### [TEXT TO READ]

....

Rights Under GDPR: The Complete Guide for 2026
Learn what your rights under GDPR are, including access, erasure, portability, and objection. Practical guide for businesses and individuals.
The rights under GDPR give individuals direct control over how organizations collect, store, and use their personal data. Whether you are a business owner building a compliant website or someone who wants to understand what protections you have, knowing these rights is essential for navigating data privacy in 2026.
This article is for educational purposes and does not constitute legal advice. Consult a qualified data protection attorney for guidance specific to your organization.
What Are Your Rights Under GDPR?
The General Data Protection Regulation establishes eight distinct rights for data subjects (the individuals whose personal data is being processed). These rights are codified in Articles 12 through 22 of the regulation and apply to any organization that processes the personal data of people located in the EU or EEA.
Your rights under GDPR are:
- Right to be informed (Articles 13 and 14)
- Right of access (Article 15)
- Right to rectification (Article 16)
- Right to erasure (Article 17)
- Right to restrict processing (Article 18)
- Right to data portability (Article 20)
- Right to object (Article 21)
- Rights related to automated decision-making and profiling (Article 22)
These rights are not absolute. Each one has specific conditions and exceptions that both individuals and businesses need to understand. Failing to respect these rights can result in fines of up to 20 million EUR or 4% of annual global turnover, whichever is higher.
Right to Be Informed (Articles 13 and 14)
The right to be informed is the foundation of GDPR transparency. Organizations must tell individuals what personal data they collect, why they collect it, and what they do with it, before or at the time of collection.
What must be disclosed
Under Article 13, when data is collected directly from the individual, the organization must provide:
- The identity and contact details of the data controller
- Contact details for the Data Protection Officer, if one exists
- The purposes and legal basis for processing
- The legitimate interests pursued, if relying on that basis
- Any recipients or categories of recipients of the data
- Details of transfers to third countries and the safeguards in place
- The retention period, or the criteria used to determine it
- The existence of each data subject right
- The right to withdraw consent at any time
- The right to lodge a complaint with a supervisory authority
This information must be provided in clear, plain language. Burying it in dense legal text does not satisfy the requirement.
How businesses should comply
The most common way to meet the right to be informed is through a well-drafted privacy policy. A privacy policy generator can help create a baseline document covering the mandatory disclosures. Businesses should also provide concise notices at data collection points, such as sign-up forms, checkout pages, and cookie consent banners.
Right of Access (Article 15)
The right of access, commonly called a Subject Access Request (SAR), allows any individual to obtain confirmation of whether their personal data is being processed and, if so, to receive a copy of that data.

....

### [INFORMATION SUPPLIED]

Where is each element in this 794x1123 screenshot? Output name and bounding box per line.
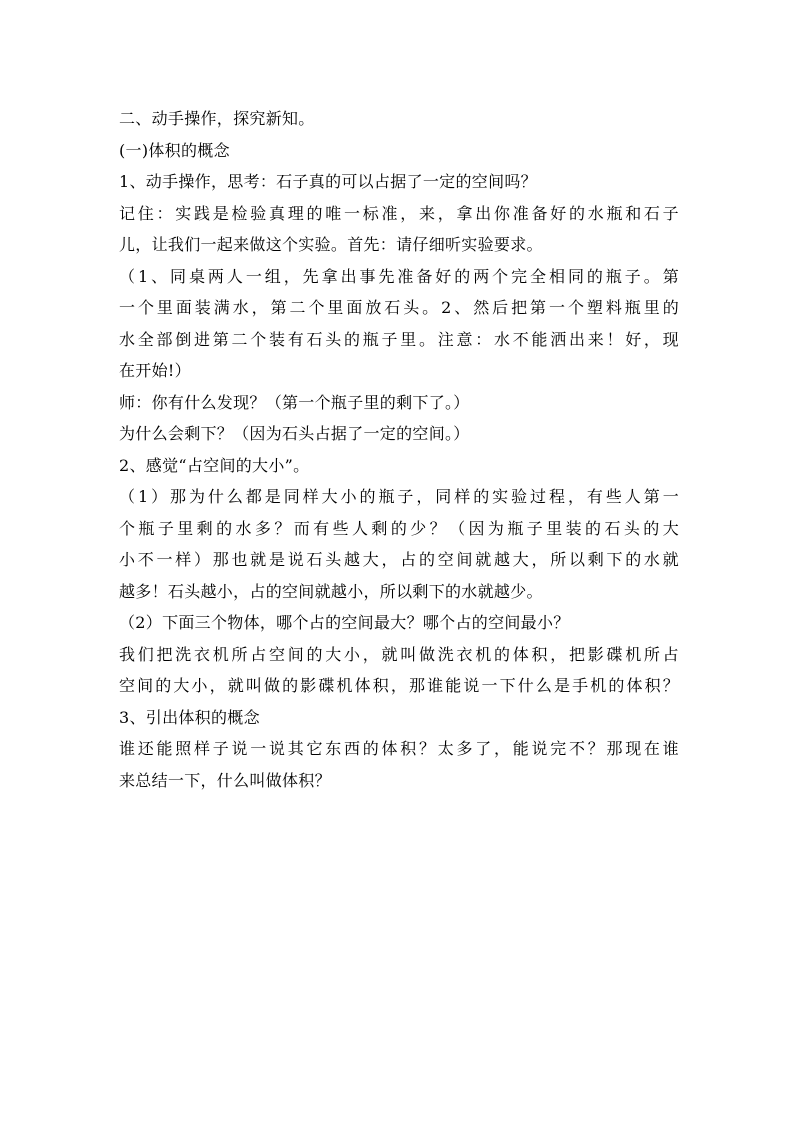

....

### [DIRECTIVE 1]
In the GDPR rights guide, what is the maximum fine for failing to respect these rights?
### [DIRECTIVE 2]
Carry on writing the GDPR rights guide from its last sentence.

### [REPLY 1]
Up to 20 million EUR or 4% of annual global turnover, whichever is higher.

### [REPLY 2]
What organizations must provide
When an individual submits an access request, the organization must supply:
- A copy of their personal data in a commonly used electronic format
- The purposes of the processing
- The categories of personal data concerned
- The recipients to whom data has been disclosed
- The envisaged retention period
- Information about the source of the data, if not collected from the individual directly
- Whether automated decision-making, including profiling, is applied
Response timeline
Under Article 12(3), organizations must respond within one calendar month. For complex requests, this can be extended by two additional months, but the individual must be notified of the extension and the reasons within the initial one-month window.
Organizations cannot charge a fee for the first copy of the data. Additional copies may incur a reasonable administrative charge.
Right to Rectification (Article 16)
Individuals have the right to have inaccurate personal data corrected without undue delay. They can also request that incomplete data be completed, including by providing a supplementary statement.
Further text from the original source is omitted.